*DESCRIPTION OF THE TASK*. Work out how many lines contain "Power". Reply with the count alone.

--- START ---

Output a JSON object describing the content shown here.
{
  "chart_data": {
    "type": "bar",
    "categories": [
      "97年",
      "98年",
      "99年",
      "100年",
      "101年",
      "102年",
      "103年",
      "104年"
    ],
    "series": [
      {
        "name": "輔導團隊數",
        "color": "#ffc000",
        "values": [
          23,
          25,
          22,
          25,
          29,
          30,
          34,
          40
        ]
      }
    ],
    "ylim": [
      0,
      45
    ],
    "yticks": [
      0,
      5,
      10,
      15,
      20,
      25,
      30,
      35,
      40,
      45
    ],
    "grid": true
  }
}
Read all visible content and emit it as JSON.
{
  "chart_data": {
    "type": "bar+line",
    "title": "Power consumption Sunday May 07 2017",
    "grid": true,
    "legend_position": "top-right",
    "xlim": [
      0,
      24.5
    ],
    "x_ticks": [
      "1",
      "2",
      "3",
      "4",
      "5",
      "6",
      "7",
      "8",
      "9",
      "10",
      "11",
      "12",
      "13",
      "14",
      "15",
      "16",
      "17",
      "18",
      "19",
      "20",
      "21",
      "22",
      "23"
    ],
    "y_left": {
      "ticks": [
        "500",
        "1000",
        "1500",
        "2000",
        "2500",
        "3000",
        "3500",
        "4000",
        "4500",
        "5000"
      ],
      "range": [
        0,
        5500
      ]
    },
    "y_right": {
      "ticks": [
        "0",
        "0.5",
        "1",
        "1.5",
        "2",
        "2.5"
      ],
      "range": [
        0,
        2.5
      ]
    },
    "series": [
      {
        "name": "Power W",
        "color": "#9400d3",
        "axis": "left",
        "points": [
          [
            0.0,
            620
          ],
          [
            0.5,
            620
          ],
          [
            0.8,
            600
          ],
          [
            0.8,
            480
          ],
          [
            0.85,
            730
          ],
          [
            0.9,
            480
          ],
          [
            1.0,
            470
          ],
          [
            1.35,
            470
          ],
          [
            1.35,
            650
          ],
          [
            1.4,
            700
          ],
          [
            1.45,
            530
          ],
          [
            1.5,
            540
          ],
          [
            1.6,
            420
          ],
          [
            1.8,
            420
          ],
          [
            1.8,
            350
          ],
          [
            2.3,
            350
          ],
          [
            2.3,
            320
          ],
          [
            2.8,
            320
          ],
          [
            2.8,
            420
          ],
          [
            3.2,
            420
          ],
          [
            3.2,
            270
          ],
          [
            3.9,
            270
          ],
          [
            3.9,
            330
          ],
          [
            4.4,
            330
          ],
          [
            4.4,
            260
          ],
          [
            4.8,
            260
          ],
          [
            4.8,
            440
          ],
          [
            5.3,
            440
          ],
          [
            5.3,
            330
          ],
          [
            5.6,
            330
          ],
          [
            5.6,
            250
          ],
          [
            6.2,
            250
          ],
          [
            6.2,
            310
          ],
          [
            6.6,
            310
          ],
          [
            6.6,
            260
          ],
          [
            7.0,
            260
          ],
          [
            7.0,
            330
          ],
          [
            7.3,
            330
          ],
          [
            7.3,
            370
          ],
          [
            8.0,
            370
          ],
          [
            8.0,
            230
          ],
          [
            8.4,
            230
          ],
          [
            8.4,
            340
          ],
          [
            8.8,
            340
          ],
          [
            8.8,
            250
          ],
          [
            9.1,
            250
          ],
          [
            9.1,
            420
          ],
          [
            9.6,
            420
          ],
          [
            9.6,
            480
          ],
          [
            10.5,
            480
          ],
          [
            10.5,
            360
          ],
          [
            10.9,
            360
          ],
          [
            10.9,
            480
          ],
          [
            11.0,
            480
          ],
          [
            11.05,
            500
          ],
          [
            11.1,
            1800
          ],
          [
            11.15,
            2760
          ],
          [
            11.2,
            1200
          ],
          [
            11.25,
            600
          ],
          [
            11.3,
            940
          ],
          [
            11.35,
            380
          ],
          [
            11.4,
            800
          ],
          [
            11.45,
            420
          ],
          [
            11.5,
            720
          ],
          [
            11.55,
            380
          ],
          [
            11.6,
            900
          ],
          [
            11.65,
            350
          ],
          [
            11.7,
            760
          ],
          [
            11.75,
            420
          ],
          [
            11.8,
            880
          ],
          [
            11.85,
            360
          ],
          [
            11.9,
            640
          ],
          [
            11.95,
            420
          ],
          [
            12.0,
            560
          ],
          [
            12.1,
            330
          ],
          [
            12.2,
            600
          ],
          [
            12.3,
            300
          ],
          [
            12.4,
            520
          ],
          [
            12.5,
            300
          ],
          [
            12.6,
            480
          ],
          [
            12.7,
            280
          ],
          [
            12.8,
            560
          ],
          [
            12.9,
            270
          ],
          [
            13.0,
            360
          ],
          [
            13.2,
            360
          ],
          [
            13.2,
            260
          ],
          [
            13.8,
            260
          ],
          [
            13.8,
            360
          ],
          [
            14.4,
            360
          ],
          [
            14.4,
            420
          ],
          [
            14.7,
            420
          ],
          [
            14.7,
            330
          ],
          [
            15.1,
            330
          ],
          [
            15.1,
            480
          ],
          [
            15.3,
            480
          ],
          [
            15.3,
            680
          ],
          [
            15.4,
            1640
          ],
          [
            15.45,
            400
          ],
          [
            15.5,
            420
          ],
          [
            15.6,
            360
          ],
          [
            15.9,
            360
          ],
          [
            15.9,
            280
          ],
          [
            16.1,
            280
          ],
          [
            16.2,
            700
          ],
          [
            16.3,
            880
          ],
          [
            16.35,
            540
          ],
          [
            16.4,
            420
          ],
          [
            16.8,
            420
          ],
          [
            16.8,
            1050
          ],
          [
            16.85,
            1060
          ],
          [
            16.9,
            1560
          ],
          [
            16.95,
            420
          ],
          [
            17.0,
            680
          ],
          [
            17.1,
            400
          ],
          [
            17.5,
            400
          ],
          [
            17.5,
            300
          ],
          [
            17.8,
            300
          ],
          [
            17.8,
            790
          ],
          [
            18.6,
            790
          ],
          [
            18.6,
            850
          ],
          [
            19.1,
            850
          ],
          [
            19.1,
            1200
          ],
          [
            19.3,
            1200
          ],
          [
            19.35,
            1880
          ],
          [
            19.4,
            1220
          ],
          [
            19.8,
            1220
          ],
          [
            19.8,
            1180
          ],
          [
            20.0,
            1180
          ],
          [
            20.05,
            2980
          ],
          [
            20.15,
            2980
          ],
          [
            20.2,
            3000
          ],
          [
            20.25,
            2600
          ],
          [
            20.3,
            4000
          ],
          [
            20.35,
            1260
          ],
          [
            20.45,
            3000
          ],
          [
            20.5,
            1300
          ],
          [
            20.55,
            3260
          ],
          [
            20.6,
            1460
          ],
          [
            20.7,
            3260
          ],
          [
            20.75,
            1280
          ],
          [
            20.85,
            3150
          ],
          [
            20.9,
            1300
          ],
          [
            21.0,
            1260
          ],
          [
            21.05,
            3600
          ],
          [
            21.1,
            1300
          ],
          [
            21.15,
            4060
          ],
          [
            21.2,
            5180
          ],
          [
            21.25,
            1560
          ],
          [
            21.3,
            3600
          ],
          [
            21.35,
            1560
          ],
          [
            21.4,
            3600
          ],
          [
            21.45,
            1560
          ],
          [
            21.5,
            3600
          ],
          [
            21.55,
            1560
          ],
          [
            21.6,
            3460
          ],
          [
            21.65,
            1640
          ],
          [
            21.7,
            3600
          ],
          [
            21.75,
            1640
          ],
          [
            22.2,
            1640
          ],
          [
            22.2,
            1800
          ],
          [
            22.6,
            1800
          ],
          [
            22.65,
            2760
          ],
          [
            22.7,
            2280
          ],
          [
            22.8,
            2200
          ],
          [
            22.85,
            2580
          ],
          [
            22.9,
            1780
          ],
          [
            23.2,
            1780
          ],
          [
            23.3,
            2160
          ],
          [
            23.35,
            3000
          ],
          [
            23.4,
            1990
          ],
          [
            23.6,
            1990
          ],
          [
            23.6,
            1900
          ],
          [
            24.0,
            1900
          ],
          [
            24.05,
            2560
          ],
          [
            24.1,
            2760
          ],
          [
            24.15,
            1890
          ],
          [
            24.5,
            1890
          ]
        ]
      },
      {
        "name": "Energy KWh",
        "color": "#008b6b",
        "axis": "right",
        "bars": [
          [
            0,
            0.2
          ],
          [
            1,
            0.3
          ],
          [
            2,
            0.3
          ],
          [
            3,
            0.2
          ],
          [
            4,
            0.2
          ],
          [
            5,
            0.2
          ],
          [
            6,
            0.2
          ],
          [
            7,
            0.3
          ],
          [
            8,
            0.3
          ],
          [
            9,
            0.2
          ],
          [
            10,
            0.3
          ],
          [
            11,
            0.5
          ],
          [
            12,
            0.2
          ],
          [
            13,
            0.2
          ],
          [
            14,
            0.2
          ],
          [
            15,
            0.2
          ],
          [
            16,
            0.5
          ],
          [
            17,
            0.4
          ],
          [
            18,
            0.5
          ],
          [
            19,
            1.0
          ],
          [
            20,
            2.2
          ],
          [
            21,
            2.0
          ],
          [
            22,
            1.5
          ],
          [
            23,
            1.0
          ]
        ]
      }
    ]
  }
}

--- END ---

*TASK RESPONSE*. 2